Task prompt:
Below is a set of records. Repeat all of them exactly.

Data supplied:
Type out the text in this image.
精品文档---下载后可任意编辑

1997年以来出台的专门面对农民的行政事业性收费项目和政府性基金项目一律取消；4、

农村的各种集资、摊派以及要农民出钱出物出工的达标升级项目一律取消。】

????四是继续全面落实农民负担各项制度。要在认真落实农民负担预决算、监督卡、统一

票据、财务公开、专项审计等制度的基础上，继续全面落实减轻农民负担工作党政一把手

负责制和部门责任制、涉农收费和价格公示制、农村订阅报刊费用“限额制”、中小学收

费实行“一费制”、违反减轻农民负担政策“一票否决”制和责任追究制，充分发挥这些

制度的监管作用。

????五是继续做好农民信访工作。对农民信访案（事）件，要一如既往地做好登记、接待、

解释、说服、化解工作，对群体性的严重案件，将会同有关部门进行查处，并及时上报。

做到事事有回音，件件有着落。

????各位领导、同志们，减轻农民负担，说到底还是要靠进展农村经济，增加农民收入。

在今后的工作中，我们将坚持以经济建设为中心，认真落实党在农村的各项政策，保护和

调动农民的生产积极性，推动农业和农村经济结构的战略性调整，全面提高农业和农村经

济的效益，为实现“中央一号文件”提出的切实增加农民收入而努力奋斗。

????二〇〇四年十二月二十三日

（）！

Result of the exercise:
Type out the text in this image.
精品文档---下载后可任意编辑

1997年以来出台的专门面对农民的行政事业性收费项目和政府性基金项目一律取消；4、

农村的各种集资、摊派以及要农民出钱出物出工的达标升级项目一律取消。】

????四是继续全面落实农民负担各项制度。要在认真落实农民负担预决算、监督卡、统一

票据、财务公开、专项审计等制度的基础上，继续全面落实减轻农民负担工作党政一把手

负责制和部门责任制、涉农收费和价格公示制、农村订阅报刊费用“限额制”、中小学收

费实行“一费制”、违反减轻农民负担政策“一票否决”制和责任追究制，充分发挥这些

制度的监管作用。

????五是继续做好农民信访工作。对农民信访案（事）件，要一如既往地做好登记、接待、

解释、说服、化解工作，对群体性的严重案件，将会同有关部门进行查处，并及时上报。

做到事事有回音，件件有着落。

????各位领导、同志们，减轻农民负担，说到底还是要靠进展农村经济，增加农民收入。

在今后的工作中，我们将坚持以经济建设为中心，认真落实党在农村的各项政策，保护和

调动农民的生产积极性，推动农业和农村经济结构的战略性调整，全面提高农业和农村经

济的效益，为实现“中央一号文件”提出的切实增加农民收入而努力奋斗。

????二〇〇四年十二月二十三日

（）！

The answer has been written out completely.